- _Problem requirements_: Give a verbatim repeat of the lines that run from the line containing "Output the text content of this document." to the end of the data below.

- _Stored rows_:
——————————

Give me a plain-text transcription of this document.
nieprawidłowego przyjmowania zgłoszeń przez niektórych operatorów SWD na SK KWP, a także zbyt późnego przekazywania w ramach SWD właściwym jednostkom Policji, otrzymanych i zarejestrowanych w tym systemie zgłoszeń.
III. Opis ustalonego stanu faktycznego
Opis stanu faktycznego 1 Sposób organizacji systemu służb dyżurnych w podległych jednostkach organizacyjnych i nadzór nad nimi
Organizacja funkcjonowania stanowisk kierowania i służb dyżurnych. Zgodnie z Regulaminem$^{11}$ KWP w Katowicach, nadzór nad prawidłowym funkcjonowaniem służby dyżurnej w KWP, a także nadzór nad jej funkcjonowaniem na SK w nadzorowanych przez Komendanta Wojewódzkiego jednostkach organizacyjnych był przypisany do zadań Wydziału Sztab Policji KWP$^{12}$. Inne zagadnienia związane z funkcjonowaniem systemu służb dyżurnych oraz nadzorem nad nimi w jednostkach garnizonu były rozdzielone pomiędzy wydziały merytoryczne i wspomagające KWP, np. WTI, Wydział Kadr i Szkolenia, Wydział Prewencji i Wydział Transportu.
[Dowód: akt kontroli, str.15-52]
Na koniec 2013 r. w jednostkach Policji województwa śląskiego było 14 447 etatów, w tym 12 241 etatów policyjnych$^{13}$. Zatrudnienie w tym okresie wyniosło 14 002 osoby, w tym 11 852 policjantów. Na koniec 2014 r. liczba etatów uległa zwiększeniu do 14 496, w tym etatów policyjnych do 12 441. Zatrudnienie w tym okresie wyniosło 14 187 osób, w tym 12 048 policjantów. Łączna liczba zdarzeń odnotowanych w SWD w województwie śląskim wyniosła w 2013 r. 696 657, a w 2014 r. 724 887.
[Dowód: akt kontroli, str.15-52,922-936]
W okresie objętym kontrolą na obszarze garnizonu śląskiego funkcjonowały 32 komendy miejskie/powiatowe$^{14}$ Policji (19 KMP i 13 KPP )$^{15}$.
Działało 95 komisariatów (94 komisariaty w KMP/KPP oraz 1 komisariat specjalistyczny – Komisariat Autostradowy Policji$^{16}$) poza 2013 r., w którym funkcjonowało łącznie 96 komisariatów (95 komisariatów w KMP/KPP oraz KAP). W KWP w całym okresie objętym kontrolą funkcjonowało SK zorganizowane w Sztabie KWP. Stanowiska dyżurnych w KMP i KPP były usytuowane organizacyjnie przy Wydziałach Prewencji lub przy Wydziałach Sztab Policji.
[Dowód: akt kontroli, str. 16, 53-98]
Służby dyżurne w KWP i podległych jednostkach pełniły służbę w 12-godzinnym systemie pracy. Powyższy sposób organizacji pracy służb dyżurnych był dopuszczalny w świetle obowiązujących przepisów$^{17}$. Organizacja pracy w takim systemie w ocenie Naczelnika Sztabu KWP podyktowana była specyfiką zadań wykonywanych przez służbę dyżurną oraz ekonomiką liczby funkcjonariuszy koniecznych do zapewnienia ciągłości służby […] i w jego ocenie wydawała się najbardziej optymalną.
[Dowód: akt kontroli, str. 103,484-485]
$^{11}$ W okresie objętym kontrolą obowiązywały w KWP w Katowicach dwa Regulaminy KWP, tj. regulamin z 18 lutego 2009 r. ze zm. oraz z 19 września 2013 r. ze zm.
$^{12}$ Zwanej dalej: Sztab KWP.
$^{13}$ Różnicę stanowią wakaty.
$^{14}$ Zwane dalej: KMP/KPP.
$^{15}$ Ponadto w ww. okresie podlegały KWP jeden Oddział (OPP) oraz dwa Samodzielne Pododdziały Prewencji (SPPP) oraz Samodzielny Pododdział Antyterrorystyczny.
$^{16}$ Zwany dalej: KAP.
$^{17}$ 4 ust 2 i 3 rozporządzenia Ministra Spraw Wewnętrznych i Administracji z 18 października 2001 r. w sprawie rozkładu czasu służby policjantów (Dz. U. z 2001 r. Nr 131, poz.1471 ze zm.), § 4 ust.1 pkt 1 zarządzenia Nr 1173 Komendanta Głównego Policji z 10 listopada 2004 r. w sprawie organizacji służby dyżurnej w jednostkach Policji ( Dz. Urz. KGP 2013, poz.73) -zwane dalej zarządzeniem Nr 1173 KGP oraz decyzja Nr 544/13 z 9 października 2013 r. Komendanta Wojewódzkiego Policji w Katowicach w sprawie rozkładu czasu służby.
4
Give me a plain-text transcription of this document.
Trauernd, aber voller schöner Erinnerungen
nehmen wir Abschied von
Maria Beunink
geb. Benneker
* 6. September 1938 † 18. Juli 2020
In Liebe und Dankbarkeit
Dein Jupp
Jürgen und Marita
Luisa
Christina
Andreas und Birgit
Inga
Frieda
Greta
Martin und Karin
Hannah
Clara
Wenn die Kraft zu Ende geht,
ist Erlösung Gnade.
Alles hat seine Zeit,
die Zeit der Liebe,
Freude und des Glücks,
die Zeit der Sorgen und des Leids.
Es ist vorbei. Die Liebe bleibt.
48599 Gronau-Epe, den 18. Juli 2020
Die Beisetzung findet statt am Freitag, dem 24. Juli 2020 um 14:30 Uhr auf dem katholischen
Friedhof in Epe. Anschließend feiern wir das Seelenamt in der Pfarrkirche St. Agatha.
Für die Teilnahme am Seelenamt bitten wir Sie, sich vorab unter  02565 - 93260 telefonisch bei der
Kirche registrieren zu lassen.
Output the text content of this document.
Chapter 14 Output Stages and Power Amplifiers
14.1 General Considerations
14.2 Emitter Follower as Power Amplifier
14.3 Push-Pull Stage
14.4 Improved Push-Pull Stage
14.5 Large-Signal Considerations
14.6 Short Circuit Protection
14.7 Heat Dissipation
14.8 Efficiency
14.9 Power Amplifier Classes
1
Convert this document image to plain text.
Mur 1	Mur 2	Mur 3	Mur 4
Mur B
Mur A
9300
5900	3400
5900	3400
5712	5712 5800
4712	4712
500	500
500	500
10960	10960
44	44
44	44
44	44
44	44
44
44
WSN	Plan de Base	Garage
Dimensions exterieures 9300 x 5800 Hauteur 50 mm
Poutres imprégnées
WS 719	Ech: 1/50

——————————

- _Task result_:
Output the text content of this document.
Chapter 14 Output Stages and Power Amplifiers
14.1 General Considerations
14.2 Emitter Follower as Power Amplifier
14.3 Push-Pull Stage
14.4 Improved Push-Pull Stage
14.5 Large-Signal Considerations
14.6 Short Circuit Protection
14.7 Heat Dissipation
14.8 Efficiency
14.9 Power Amplifier Classes
1
Convert this document image to plain text.
Mur 1	Mur 2	Mur 3	Mur 4
Mur B
Mur A
9300
5900	3400
5900	3400
5712	5712 5800
4712	4712
500	500
500	500
10960	10960
44	44
44	44
44	44
44	44
44
44
WSN	Plan de Base	Garage
Dimensions exterieures 9300 x 5800 Hauteur 50 mm
Poutres imprégnées
WS 719	Ech: 1/50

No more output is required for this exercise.